= REQUIRED TASK =
List each line of the data that holds the word "source".

[Entries with figure data]

━━━━━━━━

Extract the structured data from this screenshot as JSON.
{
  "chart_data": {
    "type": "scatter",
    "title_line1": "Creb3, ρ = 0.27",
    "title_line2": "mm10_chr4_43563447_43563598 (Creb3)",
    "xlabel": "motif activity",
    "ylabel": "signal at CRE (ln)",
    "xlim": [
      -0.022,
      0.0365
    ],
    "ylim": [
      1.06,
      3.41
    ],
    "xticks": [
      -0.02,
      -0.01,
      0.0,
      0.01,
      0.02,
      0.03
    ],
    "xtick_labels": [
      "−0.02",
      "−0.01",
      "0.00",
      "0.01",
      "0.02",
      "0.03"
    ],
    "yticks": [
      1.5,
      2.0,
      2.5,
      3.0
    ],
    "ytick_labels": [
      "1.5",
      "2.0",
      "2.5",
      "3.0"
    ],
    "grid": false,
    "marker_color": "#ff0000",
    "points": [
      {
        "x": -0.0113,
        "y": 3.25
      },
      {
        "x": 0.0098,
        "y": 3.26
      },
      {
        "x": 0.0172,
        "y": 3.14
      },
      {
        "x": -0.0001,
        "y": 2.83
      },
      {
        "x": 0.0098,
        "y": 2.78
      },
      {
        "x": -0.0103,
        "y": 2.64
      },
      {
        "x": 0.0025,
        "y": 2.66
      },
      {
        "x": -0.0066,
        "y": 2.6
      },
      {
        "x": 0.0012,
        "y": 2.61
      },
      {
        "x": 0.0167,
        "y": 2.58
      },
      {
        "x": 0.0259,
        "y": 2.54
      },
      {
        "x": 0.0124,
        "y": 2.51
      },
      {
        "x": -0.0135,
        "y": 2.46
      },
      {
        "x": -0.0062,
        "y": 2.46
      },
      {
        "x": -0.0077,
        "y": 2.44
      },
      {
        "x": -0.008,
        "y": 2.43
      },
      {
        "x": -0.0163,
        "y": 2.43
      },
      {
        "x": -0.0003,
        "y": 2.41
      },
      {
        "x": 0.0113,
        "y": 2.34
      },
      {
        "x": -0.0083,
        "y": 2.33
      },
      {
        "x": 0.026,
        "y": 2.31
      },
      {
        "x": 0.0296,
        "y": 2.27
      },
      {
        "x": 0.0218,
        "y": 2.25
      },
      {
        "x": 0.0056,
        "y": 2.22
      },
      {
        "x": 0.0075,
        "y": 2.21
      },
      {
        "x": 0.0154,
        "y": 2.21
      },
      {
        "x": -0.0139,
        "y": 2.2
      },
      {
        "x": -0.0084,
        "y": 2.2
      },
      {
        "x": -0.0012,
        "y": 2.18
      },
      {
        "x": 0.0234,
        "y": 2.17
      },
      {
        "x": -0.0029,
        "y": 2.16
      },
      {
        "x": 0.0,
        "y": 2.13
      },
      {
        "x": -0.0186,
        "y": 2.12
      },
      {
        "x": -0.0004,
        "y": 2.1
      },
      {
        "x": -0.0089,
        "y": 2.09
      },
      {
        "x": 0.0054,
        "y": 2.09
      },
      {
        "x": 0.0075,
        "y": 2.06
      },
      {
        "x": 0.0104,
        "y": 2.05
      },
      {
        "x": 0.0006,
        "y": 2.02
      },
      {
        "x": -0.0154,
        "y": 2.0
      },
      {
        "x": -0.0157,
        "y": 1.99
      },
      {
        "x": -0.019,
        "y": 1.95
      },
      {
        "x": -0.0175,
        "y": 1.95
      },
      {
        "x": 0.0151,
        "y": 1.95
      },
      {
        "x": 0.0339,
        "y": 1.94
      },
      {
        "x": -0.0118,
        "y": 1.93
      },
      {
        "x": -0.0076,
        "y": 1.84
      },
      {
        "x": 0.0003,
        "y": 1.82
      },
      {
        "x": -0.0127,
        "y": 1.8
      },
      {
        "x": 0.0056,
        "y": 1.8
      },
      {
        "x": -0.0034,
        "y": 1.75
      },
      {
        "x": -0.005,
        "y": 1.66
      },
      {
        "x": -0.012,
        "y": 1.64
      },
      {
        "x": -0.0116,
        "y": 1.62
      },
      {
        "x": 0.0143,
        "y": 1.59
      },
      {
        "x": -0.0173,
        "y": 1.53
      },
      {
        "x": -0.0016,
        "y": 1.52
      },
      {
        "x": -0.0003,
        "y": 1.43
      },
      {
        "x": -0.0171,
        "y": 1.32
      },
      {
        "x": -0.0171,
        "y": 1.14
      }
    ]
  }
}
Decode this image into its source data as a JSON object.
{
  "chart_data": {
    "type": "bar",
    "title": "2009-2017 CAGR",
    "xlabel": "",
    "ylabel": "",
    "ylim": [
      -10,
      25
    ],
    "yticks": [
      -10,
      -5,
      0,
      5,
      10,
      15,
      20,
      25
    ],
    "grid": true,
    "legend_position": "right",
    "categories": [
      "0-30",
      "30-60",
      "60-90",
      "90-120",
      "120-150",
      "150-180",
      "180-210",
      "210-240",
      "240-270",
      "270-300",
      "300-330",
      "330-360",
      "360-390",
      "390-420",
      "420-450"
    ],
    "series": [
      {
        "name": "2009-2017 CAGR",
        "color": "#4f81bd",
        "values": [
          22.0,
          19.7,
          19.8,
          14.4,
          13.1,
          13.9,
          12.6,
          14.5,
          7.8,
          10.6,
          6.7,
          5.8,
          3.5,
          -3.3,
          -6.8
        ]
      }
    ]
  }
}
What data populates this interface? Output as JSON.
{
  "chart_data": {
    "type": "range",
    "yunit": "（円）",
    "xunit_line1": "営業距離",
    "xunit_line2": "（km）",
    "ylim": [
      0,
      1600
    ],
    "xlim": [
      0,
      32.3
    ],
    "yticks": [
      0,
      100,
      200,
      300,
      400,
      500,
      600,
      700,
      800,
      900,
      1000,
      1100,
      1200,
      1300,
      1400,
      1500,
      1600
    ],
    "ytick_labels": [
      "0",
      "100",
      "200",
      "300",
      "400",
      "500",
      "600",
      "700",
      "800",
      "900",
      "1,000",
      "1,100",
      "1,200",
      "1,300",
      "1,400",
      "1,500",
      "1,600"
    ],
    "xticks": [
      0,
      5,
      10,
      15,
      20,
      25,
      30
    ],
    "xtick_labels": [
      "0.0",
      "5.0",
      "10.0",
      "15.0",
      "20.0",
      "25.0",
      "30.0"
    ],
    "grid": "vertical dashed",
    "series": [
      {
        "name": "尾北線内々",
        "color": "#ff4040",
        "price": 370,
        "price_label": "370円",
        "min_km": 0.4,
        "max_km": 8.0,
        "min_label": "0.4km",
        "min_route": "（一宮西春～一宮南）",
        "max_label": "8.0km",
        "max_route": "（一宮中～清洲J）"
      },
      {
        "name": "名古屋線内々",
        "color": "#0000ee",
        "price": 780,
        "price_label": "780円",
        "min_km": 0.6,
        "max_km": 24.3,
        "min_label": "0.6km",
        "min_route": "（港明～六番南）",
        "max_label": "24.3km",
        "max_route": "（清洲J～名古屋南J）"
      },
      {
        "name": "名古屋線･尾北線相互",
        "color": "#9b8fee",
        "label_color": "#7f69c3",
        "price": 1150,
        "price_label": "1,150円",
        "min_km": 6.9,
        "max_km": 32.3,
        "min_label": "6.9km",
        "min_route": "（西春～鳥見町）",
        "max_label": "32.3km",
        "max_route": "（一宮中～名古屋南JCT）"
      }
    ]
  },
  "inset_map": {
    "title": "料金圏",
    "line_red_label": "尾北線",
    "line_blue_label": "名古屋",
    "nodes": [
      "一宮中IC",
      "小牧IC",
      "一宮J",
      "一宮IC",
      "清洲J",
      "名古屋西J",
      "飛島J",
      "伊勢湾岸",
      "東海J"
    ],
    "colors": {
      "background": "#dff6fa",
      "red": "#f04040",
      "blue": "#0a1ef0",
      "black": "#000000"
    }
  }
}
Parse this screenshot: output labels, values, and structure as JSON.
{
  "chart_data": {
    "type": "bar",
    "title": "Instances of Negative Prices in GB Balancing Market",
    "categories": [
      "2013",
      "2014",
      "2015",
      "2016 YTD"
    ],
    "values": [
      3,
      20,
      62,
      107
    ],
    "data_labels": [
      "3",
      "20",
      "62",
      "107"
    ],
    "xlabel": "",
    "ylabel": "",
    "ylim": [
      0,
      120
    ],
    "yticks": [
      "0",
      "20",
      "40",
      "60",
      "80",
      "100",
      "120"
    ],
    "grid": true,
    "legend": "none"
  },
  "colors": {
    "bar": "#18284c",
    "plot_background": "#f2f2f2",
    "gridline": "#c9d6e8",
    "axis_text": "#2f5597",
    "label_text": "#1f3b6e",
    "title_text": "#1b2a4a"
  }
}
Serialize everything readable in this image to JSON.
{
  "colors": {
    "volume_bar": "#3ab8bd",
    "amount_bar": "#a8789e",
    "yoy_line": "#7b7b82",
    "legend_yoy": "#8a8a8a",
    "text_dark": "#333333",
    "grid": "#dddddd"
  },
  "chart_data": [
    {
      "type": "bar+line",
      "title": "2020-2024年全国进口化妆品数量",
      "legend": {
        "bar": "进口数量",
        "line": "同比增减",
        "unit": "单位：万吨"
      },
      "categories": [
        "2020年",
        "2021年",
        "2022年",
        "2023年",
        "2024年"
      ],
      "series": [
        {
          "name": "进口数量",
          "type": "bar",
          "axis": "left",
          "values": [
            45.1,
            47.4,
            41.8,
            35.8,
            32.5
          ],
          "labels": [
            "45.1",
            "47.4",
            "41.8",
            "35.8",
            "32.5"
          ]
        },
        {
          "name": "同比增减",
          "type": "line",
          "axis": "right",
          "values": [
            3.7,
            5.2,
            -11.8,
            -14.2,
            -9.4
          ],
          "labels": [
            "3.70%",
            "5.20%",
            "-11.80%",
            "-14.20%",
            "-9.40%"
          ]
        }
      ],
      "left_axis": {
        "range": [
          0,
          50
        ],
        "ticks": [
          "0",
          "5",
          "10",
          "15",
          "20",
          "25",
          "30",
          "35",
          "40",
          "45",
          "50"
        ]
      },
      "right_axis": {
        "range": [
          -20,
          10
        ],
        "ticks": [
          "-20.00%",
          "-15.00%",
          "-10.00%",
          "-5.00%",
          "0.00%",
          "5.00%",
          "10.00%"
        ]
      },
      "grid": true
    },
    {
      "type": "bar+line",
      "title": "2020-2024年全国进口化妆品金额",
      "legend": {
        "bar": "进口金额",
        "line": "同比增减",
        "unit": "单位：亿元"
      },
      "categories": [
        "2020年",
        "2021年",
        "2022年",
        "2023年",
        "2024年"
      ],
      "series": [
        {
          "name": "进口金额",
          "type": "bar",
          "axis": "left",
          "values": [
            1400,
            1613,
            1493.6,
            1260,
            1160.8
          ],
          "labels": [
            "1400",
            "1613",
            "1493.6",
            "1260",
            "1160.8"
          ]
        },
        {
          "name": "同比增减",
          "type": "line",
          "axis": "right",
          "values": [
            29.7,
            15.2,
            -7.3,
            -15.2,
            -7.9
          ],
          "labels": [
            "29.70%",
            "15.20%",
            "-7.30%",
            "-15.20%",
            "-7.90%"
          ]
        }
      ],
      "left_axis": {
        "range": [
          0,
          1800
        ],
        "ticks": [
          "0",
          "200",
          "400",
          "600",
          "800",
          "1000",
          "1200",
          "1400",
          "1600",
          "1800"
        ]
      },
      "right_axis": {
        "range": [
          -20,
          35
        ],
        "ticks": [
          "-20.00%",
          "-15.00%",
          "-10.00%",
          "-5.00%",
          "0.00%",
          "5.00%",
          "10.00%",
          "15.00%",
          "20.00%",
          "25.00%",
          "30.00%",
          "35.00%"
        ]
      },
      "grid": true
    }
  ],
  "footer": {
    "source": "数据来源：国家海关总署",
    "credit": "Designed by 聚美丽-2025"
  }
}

━━━━━━━━

= TASK OUTPUT =
Decode this image into its source data as a JSON object.
    "source": "数据来源：国家海关总署",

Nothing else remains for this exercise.